_Short task:_ Scan the following material for the string "label" and copy each line in which it appears.

_The data:_
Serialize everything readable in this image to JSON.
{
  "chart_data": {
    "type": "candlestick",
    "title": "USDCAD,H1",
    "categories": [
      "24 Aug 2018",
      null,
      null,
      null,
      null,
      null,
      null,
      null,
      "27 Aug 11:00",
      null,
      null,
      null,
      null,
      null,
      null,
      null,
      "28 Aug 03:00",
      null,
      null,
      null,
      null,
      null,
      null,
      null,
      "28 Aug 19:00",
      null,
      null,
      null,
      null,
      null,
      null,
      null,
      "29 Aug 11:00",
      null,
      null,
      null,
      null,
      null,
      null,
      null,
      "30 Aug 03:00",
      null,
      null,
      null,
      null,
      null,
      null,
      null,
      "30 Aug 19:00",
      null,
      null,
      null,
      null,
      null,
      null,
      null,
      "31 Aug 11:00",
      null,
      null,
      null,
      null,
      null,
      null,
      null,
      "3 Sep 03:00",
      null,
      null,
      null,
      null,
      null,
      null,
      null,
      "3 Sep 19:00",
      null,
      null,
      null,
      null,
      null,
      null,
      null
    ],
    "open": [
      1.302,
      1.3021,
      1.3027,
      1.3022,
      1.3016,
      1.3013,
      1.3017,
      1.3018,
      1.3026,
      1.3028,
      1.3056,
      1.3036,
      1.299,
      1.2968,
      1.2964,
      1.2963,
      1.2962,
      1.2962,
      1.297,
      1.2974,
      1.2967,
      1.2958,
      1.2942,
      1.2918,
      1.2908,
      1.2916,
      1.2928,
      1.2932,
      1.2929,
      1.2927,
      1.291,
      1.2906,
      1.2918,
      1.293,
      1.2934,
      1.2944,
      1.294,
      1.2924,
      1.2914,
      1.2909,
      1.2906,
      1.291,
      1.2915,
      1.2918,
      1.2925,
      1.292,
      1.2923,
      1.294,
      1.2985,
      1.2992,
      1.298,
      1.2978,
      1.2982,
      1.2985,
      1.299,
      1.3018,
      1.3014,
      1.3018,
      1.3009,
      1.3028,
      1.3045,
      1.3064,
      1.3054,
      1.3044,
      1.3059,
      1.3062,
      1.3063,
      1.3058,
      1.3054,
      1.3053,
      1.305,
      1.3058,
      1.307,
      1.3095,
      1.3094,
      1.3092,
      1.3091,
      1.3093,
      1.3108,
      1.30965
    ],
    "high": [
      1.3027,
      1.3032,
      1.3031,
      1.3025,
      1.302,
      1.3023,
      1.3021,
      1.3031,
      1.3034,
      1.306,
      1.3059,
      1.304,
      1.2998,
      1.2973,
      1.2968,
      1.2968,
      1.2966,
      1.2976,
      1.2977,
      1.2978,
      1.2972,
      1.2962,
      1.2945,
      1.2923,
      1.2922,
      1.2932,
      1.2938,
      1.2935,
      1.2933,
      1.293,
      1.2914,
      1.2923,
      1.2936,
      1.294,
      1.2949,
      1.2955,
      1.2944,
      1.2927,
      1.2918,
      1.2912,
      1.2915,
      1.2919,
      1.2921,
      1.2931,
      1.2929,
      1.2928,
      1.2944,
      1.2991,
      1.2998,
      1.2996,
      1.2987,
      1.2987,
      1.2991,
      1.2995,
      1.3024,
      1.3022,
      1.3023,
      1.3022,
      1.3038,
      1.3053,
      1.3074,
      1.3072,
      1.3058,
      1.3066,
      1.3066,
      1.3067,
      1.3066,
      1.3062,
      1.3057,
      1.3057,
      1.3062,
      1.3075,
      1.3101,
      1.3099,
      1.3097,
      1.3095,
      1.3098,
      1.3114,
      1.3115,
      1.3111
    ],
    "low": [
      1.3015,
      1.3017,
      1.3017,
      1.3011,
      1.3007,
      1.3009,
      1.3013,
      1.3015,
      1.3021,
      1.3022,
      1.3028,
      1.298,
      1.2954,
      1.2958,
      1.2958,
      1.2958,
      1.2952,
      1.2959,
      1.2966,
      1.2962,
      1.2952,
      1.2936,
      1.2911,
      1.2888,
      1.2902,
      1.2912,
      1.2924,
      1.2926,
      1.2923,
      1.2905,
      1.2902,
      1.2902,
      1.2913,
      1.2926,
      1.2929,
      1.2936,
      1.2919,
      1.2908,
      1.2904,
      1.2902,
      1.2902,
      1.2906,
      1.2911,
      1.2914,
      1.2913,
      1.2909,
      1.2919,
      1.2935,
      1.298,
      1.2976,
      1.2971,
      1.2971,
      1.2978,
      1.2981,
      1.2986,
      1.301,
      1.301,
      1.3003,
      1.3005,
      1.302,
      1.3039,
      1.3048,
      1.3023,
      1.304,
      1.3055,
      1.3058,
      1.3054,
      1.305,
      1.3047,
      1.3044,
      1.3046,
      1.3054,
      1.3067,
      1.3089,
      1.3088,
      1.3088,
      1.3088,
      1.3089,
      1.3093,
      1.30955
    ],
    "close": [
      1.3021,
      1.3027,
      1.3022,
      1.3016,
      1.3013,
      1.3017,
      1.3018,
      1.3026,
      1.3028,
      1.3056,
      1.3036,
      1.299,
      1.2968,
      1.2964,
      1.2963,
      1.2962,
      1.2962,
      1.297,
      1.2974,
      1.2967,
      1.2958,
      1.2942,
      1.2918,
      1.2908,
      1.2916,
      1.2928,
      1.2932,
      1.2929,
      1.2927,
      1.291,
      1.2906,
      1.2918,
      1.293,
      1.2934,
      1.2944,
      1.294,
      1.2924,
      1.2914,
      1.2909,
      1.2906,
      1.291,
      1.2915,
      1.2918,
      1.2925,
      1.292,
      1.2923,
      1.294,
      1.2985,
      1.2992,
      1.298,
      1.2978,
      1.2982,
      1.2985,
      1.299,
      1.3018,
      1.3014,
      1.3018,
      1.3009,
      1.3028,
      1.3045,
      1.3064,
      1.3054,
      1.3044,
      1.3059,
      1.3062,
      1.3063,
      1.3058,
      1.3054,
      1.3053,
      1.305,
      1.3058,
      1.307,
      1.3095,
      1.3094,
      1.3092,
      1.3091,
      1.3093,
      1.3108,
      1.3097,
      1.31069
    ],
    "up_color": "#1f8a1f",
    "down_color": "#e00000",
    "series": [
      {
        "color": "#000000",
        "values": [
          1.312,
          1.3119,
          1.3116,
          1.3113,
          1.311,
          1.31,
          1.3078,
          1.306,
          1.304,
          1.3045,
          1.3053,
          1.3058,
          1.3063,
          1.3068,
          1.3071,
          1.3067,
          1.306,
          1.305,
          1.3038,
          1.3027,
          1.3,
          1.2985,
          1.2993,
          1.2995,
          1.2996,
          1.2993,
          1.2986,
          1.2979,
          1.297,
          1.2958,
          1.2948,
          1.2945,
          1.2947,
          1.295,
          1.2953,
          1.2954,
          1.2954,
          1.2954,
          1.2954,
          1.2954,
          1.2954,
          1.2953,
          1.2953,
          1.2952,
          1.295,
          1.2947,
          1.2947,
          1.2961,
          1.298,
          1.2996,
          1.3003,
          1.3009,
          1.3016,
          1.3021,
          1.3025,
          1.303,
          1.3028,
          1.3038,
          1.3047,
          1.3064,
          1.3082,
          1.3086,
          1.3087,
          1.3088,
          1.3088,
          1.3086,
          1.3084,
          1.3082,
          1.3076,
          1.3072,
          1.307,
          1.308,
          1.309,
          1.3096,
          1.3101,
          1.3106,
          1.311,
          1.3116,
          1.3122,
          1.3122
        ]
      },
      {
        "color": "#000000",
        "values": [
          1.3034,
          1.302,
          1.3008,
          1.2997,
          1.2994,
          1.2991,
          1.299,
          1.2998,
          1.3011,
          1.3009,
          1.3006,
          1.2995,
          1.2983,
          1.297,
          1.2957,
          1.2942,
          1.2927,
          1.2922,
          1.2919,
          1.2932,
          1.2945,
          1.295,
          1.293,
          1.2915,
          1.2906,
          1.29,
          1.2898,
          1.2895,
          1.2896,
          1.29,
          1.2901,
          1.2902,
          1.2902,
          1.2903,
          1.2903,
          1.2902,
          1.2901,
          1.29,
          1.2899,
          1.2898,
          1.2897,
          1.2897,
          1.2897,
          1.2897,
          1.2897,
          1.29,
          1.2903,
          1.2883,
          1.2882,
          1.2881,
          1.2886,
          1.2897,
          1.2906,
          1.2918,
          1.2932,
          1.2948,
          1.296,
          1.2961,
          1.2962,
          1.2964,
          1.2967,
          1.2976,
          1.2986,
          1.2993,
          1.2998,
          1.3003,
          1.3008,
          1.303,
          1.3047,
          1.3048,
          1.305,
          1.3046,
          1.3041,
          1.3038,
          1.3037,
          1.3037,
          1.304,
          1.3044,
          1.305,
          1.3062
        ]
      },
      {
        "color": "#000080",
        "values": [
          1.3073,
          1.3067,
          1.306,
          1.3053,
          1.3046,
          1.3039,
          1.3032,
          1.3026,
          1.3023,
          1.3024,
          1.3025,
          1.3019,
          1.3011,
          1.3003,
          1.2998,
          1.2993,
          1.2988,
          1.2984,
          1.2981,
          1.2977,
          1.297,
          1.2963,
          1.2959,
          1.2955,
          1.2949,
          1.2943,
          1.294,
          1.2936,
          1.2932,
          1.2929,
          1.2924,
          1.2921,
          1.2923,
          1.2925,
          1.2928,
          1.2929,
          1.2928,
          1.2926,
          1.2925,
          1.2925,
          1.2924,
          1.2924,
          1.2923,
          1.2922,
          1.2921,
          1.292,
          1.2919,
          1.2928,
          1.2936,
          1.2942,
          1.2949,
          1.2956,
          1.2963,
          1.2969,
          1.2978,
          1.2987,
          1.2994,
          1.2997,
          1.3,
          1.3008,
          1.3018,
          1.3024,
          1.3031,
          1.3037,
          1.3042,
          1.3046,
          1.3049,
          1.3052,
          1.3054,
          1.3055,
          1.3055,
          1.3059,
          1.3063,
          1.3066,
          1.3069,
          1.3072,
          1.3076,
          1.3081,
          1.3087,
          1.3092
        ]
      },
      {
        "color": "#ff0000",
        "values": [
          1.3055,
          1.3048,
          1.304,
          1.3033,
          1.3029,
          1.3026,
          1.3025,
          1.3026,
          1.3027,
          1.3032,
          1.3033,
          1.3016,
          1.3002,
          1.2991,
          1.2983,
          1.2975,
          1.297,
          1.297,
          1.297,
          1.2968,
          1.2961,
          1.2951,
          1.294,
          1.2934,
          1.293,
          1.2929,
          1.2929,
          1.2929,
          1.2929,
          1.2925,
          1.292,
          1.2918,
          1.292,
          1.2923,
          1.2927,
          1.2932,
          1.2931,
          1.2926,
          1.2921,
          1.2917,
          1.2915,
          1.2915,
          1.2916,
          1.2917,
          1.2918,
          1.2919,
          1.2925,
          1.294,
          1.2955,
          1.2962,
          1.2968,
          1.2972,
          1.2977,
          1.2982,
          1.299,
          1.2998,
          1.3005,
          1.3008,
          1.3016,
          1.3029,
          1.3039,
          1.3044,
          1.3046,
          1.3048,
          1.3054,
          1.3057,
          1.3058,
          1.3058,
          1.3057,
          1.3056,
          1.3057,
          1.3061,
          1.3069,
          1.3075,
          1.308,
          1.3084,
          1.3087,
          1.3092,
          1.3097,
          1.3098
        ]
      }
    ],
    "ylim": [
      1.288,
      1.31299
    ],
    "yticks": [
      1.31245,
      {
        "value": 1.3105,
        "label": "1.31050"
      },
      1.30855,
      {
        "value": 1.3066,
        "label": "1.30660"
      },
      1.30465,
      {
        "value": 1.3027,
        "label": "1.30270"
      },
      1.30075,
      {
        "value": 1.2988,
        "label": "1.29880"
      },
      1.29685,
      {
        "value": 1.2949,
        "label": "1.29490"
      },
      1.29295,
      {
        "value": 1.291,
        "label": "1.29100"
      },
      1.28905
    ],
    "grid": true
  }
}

_Task solution:_
        "label": "1.31050"
        "label": "1.30660"
        "label": "1.30270"
        "label": "1.29880"
        "label": "1.29490"
        "label": "1.29100"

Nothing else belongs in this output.